── Data shown ──
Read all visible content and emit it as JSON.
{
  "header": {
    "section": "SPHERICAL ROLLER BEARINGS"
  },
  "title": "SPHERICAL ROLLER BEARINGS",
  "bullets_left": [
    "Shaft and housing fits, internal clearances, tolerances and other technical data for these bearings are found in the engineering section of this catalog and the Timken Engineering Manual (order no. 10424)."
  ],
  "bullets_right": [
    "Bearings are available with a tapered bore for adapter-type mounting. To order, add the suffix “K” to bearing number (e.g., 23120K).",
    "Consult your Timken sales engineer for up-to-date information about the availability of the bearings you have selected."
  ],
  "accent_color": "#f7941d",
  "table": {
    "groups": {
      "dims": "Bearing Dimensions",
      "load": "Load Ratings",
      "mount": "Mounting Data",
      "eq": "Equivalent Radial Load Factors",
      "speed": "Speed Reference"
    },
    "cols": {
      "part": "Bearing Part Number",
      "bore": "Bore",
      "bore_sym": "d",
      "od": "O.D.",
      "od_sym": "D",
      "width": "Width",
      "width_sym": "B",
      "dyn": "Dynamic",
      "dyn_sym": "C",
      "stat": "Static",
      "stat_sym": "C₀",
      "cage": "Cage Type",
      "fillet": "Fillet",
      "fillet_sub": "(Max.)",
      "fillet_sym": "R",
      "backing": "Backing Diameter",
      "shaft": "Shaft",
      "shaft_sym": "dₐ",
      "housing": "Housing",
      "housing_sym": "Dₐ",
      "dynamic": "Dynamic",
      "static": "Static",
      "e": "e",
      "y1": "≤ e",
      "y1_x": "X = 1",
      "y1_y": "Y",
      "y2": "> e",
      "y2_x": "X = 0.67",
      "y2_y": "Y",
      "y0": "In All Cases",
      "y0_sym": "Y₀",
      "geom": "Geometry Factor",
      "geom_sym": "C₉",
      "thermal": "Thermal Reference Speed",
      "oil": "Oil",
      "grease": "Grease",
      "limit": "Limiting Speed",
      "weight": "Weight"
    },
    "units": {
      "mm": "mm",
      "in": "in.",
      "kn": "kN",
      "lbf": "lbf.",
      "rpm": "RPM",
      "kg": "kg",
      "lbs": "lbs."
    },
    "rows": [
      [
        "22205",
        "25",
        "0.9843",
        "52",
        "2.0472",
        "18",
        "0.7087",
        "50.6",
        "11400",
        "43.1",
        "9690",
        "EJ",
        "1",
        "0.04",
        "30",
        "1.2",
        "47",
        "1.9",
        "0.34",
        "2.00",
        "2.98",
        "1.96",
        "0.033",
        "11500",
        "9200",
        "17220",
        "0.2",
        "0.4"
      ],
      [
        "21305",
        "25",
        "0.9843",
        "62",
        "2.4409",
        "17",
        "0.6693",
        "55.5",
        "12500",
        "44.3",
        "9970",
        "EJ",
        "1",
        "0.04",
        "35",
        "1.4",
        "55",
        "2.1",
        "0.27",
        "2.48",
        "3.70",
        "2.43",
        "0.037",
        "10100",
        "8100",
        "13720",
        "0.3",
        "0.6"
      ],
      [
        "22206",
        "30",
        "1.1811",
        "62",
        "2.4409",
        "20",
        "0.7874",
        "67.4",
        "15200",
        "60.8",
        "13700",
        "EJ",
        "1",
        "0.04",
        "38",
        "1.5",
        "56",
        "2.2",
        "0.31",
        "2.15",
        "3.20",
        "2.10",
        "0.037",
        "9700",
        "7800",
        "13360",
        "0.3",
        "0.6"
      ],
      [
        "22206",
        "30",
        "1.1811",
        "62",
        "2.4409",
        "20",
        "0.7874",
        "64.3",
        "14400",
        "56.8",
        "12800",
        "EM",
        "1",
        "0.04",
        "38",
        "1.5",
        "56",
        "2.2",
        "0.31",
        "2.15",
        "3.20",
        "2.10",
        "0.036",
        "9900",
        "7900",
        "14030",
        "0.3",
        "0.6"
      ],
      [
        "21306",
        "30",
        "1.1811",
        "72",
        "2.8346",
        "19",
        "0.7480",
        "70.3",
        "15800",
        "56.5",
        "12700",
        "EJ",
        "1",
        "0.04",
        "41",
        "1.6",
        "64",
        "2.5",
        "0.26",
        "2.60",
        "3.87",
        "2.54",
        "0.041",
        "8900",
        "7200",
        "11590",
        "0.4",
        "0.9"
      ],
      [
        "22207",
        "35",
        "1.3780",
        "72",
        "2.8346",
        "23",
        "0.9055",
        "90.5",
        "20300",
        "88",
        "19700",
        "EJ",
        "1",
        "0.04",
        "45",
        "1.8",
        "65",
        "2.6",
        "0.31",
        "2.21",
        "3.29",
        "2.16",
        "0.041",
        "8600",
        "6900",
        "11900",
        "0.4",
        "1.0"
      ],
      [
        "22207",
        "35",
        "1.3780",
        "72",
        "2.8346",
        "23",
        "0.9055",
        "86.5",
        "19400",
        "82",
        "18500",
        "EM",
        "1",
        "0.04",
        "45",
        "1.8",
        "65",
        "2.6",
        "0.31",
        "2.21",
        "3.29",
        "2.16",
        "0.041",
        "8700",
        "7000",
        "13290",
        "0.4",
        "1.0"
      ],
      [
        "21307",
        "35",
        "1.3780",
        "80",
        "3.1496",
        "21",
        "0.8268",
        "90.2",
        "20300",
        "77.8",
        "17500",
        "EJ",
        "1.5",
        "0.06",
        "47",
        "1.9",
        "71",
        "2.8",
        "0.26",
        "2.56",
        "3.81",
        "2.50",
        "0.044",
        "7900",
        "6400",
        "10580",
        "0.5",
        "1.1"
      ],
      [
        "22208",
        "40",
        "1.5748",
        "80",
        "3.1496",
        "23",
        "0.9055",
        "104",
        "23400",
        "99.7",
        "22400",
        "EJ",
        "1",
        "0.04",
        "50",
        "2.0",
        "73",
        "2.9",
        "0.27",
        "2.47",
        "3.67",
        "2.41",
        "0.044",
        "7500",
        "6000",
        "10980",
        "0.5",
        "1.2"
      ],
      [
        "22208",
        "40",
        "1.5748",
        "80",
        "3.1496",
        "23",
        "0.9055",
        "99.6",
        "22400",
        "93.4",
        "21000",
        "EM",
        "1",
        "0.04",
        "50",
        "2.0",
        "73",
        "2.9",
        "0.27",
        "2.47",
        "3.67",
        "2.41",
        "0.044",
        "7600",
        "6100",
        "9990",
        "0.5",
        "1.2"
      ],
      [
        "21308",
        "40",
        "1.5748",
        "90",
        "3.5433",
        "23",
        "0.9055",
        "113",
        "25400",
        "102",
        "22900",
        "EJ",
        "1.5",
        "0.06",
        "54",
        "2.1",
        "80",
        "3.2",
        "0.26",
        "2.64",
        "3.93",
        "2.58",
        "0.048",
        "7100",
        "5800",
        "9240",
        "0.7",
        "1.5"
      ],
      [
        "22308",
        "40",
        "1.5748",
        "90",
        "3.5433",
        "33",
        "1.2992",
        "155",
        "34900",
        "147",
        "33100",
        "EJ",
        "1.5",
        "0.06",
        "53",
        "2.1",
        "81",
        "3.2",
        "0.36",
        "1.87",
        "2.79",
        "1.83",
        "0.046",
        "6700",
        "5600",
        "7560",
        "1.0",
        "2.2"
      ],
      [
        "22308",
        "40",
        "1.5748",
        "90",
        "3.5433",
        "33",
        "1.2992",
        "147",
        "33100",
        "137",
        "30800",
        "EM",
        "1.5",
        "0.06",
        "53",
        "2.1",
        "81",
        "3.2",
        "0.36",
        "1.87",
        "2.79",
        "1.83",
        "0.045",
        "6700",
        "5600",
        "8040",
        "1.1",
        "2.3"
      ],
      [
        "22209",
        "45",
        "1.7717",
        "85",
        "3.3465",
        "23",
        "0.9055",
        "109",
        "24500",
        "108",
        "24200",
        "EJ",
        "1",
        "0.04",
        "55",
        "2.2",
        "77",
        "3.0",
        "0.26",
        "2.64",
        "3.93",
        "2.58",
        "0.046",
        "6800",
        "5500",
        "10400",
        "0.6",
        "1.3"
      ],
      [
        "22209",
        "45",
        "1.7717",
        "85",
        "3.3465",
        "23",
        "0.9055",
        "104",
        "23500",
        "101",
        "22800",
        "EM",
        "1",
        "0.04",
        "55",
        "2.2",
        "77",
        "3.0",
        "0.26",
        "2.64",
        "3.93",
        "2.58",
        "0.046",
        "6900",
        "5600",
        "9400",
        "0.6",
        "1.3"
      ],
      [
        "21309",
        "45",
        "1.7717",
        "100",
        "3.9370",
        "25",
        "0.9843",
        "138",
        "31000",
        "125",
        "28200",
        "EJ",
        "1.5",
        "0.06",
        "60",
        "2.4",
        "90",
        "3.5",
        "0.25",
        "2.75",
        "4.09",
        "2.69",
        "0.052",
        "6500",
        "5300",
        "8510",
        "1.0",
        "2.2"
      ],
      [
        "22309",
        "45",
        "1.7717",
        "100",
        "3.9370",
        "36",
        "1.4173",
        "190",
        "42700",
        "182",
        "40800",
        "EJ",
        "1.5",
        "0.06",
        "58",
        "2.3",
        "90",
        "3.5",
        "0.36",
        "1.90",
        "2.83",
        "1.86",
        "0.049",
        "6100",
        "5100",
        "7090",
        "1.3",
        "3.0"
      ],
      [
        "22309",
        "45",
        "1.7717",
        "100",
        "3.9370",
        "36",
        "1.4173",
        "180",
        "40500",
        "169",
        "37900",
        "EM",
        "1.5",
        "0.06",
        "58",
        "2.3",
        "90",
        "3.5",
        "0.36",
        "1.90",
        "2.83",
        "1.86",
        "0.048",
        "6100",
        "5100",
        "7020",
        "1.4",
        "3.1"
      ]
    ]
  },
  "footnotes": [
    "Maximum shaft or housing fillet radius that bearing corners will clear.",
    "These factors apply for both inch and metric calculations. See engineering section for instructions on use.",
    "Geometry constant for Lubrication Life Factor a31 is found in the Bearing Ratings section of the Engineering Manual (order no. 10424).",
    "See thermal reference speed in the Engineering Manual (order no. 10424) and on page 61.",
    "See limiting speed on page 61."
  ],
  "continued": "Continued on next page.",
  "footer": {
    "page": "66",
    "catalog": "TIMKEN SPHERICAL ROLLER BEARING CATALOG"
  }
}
───
→ **Goal**: How many lines in these entries contain the string "found"? State the number and nothing more.

→ **Task solution**: 2